[start Dataset excerpts]
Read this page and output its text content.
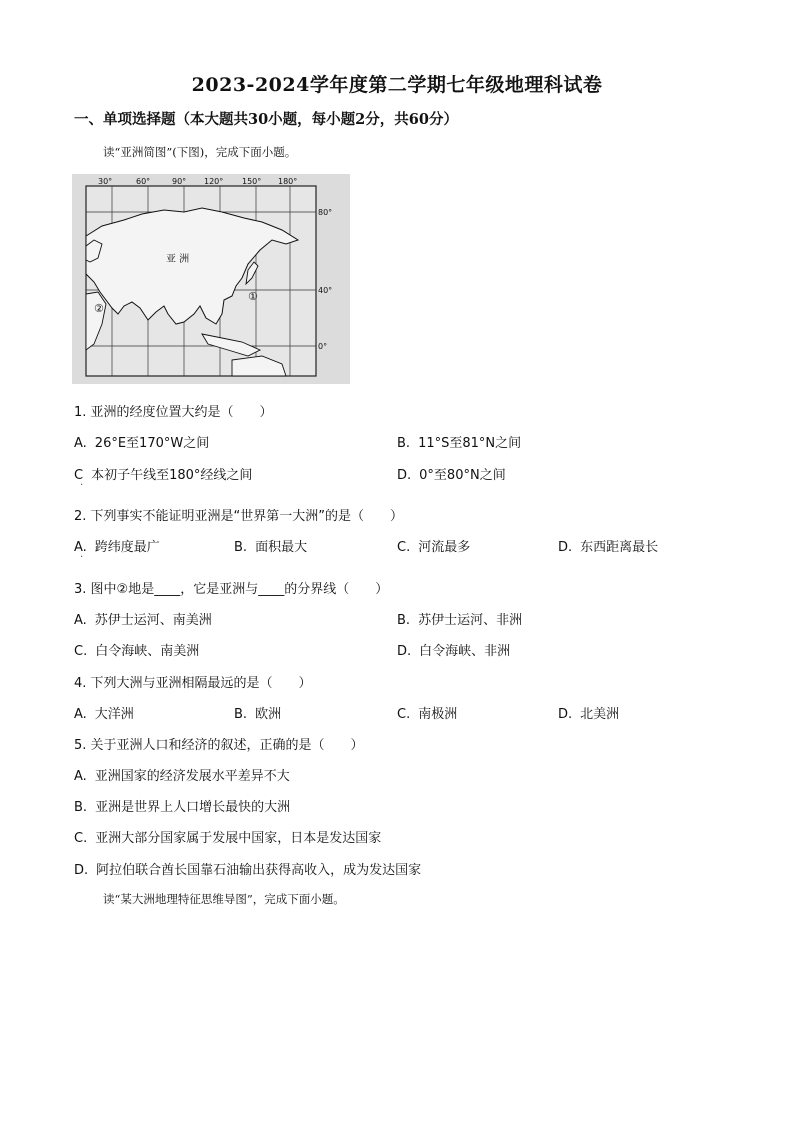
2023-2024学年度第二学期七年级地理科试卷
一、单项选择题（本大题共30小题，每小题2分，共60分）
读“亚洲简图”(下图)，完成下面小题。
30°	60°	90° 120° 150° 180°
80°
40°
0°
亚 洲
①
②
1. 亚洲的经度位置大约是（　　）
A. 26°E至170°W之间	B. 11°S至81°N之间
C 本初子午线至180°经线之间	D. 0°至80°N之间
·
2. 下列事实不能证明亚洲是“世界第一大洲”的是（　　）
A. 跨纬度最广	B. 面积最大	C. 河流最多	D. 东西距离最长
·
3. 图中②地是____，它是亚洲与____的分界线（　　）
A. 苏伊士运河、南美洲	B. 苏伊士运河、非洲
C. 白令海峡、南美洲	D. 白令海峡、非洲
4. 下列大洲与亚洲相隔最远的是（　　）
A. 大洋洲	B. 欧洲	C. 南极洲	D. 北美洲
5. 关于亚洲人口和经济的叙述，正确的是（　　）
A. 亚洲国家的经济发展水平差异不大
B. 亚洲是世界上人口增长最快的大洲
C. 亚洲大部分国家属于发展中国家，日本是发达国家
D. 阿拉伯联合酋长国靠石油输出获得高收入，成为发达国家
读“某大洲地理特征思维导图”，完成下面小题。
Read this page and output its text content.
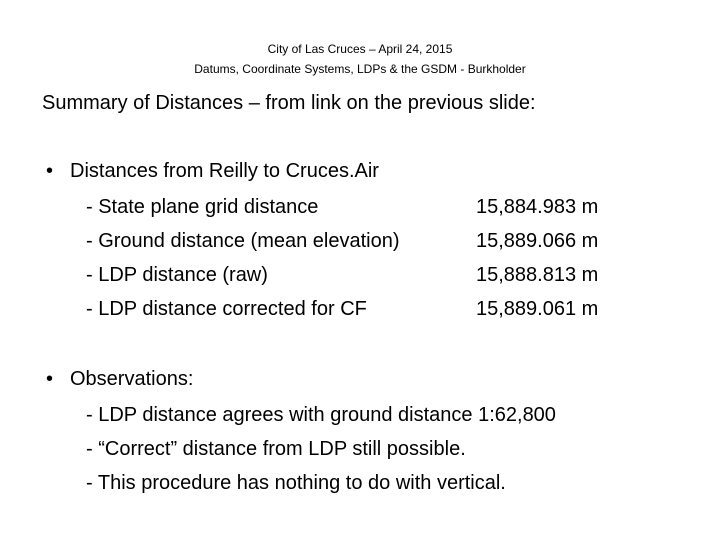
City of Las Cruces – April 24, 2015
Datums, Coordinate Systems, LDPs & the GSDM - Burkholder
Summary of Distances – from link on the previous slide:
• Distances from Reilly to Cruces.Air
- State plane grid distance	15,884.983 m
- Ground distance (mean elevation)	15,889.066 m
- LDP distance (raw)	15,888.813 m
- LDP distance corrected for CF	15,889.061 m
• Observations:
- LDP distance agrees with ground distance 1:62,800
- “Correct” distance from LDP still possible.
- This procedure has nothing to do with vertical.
[end Dataset excerpts]
[start Dataset excerpts]
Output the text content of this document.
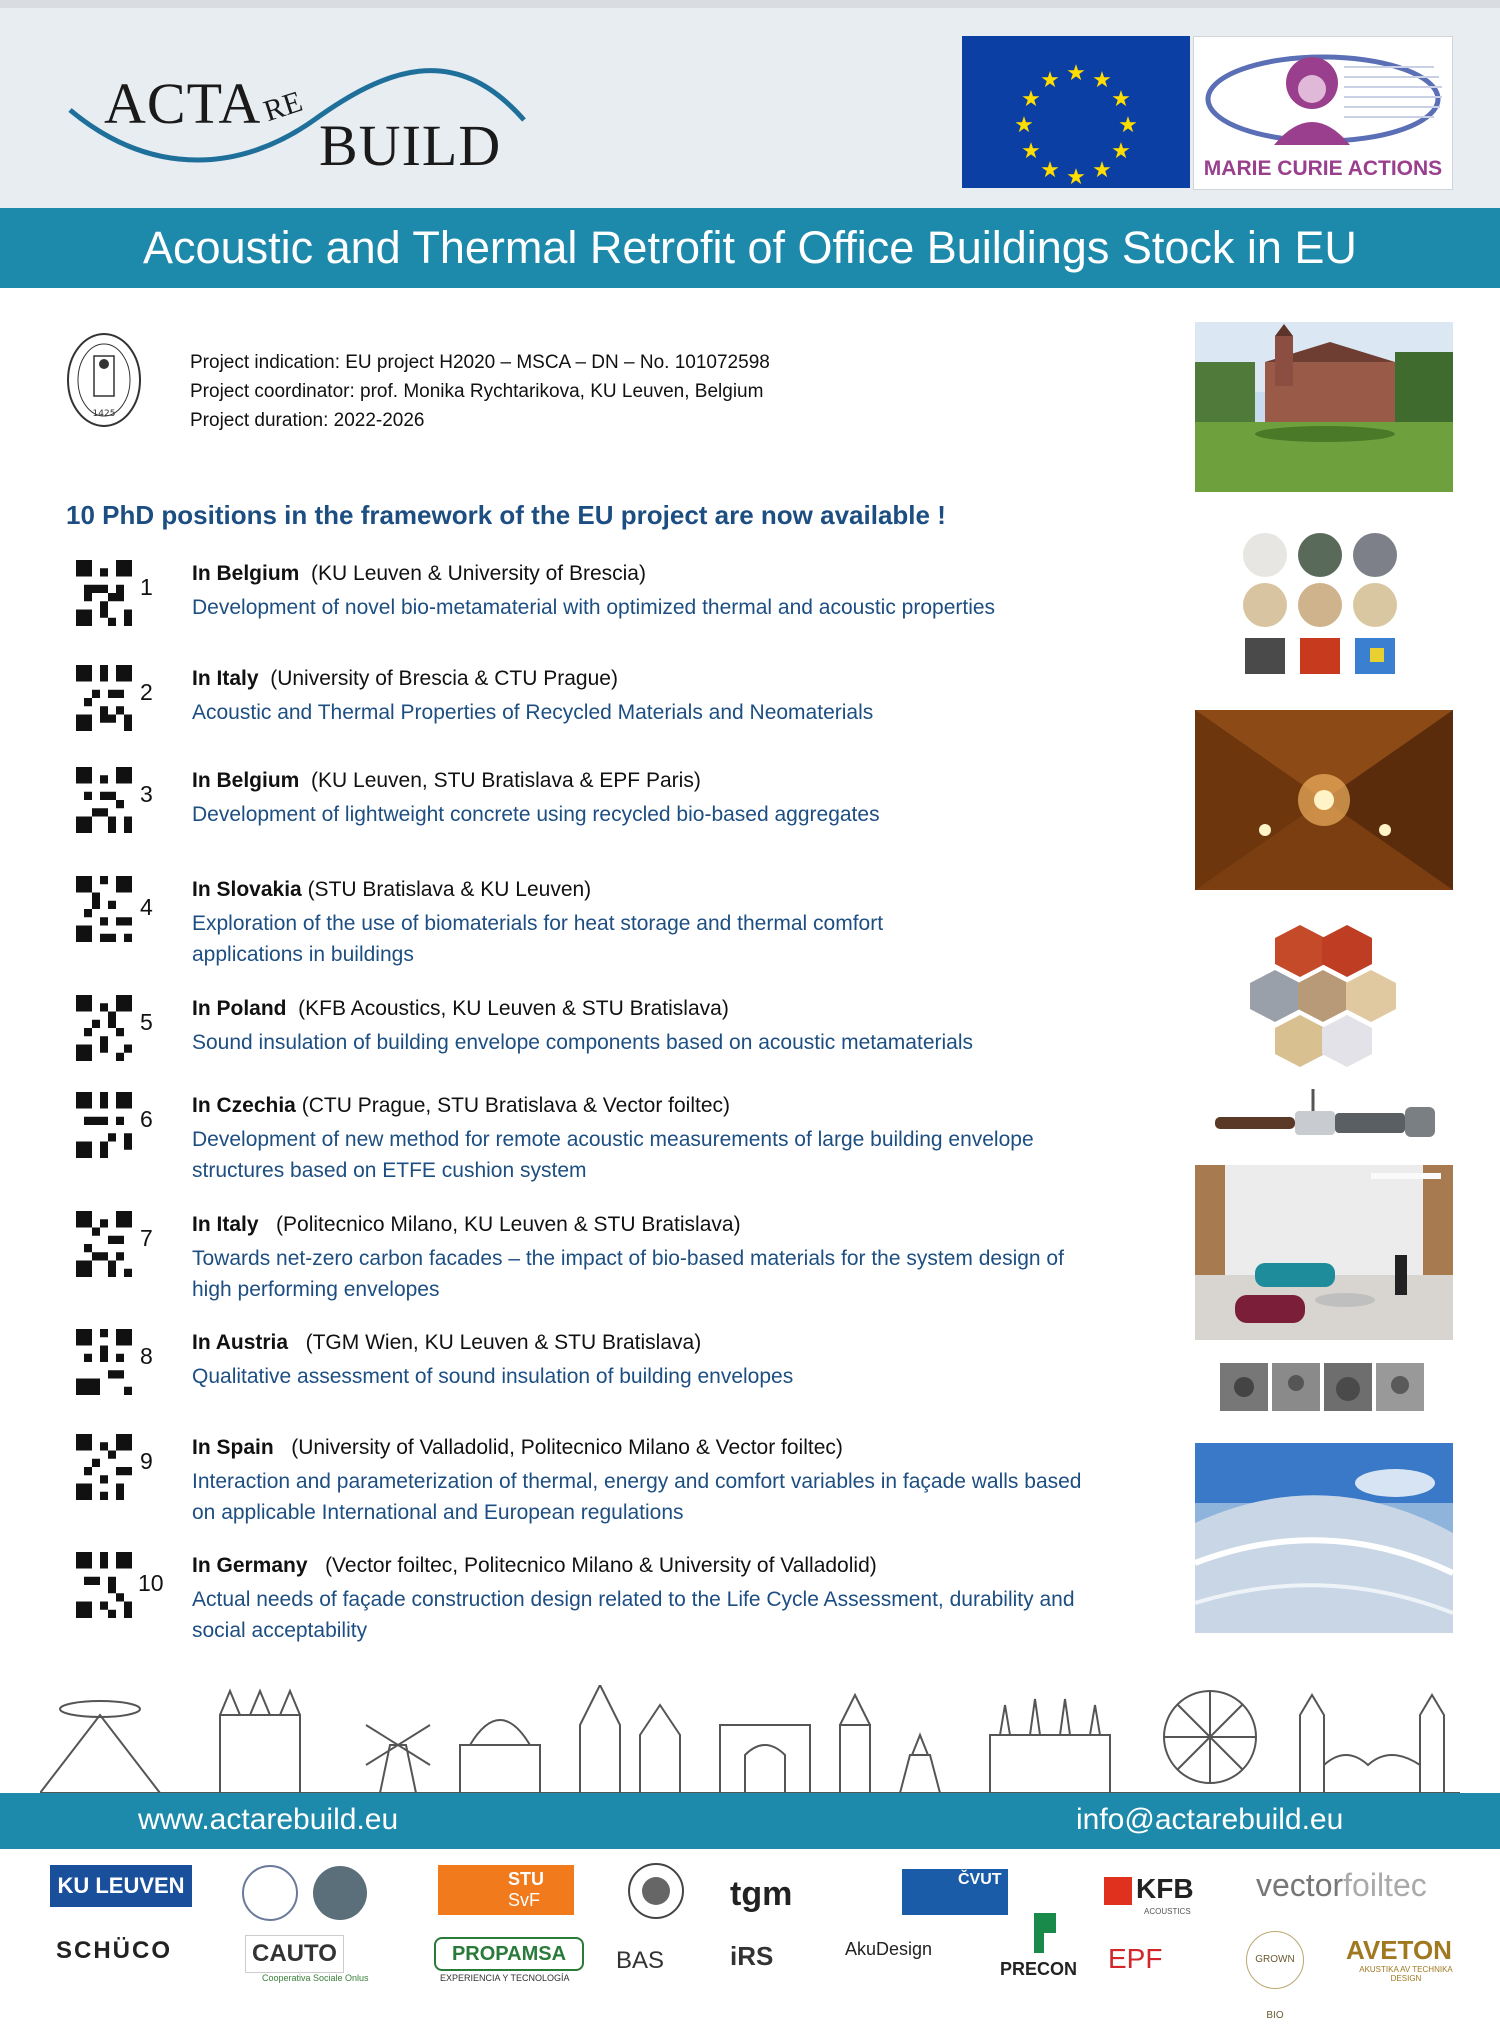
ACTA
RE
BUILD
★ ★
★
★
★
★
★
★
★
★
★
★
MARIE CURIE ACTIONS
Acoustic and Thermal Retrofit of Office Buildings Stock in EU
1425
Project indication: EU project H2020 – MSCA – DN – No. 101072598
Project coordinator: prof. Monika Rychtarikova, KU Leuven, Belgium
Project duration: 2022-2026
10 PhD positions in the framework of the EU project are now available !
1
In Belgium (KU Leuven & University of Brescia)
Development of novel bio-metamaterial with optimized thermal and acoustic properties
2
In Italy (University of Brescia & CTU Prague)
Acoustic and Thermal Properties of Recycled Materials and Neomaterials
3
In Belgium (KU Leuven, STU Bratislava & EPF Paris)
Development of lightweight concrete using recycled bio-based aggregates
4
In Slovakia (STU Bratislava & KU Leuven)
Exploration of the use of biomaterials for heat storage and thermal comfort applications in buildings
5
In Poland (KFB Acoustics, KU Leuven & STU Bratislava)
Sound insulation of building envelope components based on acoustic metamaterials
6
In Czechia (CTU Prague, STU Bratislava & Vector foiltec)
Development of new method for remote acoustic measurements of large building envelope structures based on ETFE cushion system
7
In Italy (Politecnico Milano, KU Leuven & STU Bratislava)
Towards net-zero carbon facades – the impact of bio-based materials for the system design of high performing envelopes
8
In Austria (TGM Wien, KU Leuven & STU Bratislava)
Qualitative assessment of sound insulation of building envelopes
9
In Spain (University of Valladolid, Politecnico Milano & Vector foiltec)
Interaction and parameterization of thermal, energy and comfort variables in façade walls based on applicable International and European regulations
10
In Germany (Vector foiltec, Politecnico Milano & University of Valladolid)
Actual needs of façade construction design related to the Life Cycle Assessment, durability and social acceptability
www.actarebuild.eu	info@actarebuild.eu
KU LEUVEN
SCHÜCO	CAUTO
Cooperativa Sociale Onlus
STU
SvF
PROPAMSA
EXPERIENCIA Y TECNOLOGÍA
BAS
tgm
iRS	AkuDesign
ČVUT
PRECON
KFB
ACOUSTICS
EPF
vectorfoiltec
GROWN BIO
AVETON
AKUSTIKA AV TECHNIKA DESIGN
[end Dataset excerpts]
» Given instruction: From the material above, count the lines that include "Politecnico" and give only the total.

» Final result: 3